(Extracted data entries)
* * * * * * *

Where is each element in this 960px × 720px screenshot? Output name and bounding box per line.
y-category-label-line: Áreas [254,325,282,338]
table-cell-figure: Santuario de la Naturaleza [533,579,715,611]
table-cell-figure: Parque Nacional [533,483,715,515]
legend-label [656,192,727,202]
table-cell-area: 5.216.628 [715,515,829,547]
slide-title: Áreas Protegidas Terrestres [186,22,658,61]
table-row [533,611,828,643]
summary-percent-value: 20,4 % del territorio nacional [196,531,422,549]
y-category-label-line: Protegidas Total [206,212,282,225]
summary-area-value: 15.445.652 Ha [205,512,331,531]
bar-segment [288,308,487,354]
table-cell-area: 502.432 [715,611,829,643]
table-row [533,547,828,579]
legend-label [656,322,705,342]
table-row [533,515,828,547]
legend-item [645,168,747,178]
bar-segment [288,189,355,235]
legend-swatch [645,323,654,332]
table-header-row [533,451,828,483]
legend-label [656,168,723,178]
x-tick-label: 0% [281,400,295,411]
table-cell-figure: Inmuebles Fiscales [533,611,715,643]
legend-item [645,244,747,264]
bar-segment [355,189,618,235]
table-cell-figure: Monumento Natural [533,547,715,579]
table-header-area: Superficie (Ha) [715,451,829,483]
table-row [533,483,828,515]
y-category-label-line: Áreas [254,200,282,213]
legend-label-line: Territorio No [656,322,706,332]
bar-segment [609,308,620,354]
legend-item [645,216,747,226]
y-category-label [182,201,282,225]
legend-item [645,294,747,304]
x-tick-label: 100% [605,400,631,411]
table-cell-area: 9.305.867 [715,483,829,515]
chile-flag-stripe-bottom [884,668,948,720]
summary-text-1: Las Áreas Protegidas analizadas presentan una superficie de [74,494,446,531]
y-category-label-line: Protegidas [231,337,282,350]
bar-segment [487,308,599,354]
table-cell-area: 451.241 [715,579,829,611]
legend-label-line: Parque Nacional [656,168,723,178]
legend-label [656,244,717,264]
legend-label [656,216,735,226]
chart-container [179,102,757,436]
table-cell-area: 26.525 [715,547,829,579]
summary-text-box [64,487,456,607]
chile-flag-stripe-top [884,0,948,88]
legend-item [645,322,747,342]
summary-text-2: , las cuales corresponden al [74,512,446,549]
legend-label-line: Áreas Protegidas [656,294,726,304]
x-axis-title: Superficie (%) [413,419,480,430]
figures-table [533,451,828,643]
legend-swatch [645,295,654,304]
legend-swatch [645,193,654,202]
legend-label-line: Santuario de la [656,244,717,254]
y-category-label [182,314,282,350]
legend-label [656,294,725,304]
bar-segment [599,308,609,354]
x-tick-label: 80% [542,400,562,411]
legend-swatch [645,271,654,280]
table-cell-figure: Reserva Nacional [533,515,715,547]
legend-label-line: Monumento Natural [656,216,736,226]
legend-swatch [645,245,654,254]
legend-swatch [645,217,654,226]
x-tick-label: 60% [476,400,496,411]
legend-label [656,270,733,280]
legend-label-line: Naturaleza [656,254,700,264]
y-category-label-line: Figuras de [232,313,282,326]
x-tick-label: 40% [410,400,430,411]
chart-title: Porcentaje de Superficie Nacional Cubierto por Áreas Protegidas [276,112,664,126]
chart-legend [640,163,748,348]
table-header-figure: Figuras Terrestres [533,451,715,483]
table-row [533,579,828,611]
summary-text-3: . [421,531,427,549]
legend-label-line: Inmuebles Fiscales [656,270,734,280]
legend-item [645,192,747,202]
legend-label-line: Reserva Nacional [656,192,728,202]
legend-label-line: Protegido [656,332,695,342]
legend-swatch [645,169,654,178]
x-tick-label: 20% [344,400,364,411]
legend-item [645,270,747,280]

* * * * * * *

* [Direction]: Convert these items into a JSON list of strings, with one string for each line and no blank lines.

* [Expected answer]:
[
  "Where is each element in this 960px × 720px screenshot? Output name and bounding box per line.",
  "y-category-label-line: Áreas [254,325,282,338]",
  "table-cell-figure: Santuario de la Naturaleza [533,579,715,611]",
  "table-cell-figure: Parque Nacional [533,483,715,515]",
  "legend-label [656,192,727,202]",
  "table-cell-area: 5.216.628 [715,515,829,547]",
  "slide-title: Áreas Protegidas Terrestres [186,22,658,61]",
  "table-row [533,611,828,643]",
  "summary-percent-value: 20,4 % del territorio nacional [196,531,422,549]",
  "y-category-label-line: Protegidas Total [206,212,282,225]",
  "summary-area-value: 15.445.652 Ha [205,512,331,531]",
  "bar-segment [288,308,487,354]",
  "table-cell-area: 502.432 [715,611,829,643]",
  "table-row [533,547,828,579]",
  "legend-label [656,322,705,342]",
  "table-row [533,515,828,547]",
  "legend-item [645,168,747,178]",
  "bar-segment [288,189,355,235]",
  "legend-swatch [645,323,654,332]",
  "table-header-row [533,451,828,483]",
  "legend-label [656,168,723,178]",
  "x-tick-label: 0% [281,400,295,411]",
  "table-cell-figure: Inmuebles Fiscales [533,611,715,643]",
  "legend-item [645,244,747,264]",
  "bar-segment [355,189,618,235]",
  "table-cell-figure: Monumento Natural [533,547,715,579]",
  "table-header-area: Superficie (Ha) [715,451,829,483]",
  "table-row [533,483,828,515]",
  "y-category-label-line: Áreas [254,200,282,213]",
  "legend-label-line: Territorio No [656,322,706,332]",
  "bar-segment [609,308,620,354]",
  "legend-item [645,216,747,226]",
  "y-category-label [182,201,282,225]",
  "legend-item [645,294,747,304]",
  "x-tick-label: 100% [605,400,631,411]",
  "table-cell-area: 9.305.867 [715,483,829,515]",
  "chile-flag-stripe-bottom [884,668,948,720]",
  "summary-text-1: Las Áreas Protegidas analizadas presentan una superficie de [74,494,446,531]",
  "y-category-label-line: Protegidas [231,337,282,350]",
  "bar-segment [487,308,599,354]",
  "table-cell-area: 451.241 [715,579,829,611]",
  "legend-label-line: Parque Nacional [656,168,723,178]",
  "legend-label [656,244,717,264]",
  "legend-label [656,216,735,226]",
  "chart-container [179,102,757,436]",
  "table-cell-area: 26.525 [715,547,829,579]",
  "summary-text-box [64,487,456,607]",
  "chile-flag-stripe-top [884,0,948,88]",
  "legend-item [645,322,747,342]",
  "summary-text-2: , las cuales corresponden al [74,512,446,549]",
  "legend-label-line: Áreas Protegidas [656,294,726,304]",
  "x-axis-title: Superficie (%) [413,419,480,430]",
  "figures-table [533,451,828,643]",
  "legend-swatch [645,295,654,304]",
  "legend-swatch [645,193,654,202]",
  "legend-label-line: Santuario de la [656,244,717,254]",
  "y-category-label [182,314,282,350]",
  "legend-label [656,294,725,304]",
  "bar-segment [599,308,609,354]",
  "x-tick-label: 80% [542,400,562,411]",
  "legend-swatch [645,271,654,280]",
  "table-cell-figure: Reserva Nacional [533,515,715,547]",
  "legend-label-line: Monumento Natural [656,216,736,226]",
  "legend-swatch [645,245,654,254]",
  "legend-swatch [645,217,654,226]",
  "x-tick-label: 60% [476,400,496,411]",
  "legend-label [656,270,733,280]",
  "legend-label-line: Naturaleza [656,254,700,264]",
  "y-category-label-line: Figuras de [232,313,282,326]",
  "x-tick-label: 40% [410,400,430,411]",
  "chart-title: Porcentaje de Superficie Nacional Cubierto por Áreas Protegidas [276,112,664,126]",
  "chart-legend [640,163,748,348]",
  "table-header-figure: Figuras Terrestres [533,451,715,483]",
  "table-row [533,579,828,611]",
  "summary-text-3: . [421,531,427,549]",
  "legend-label-line: Inmuebles Fiscales [656,270,734,280]",
  "legend-item [645,192,747,202]",
  "legend-label-line: Reserva Nacional [656,192,728,202]",
  "legend-label-line: Protegido [656,332,695,342]",
  "legend-swatch [645,169,654,178]",
  "x-tick-label: 20% [344,400,364,411]",
  "legend-item [645,270,747,280]"
]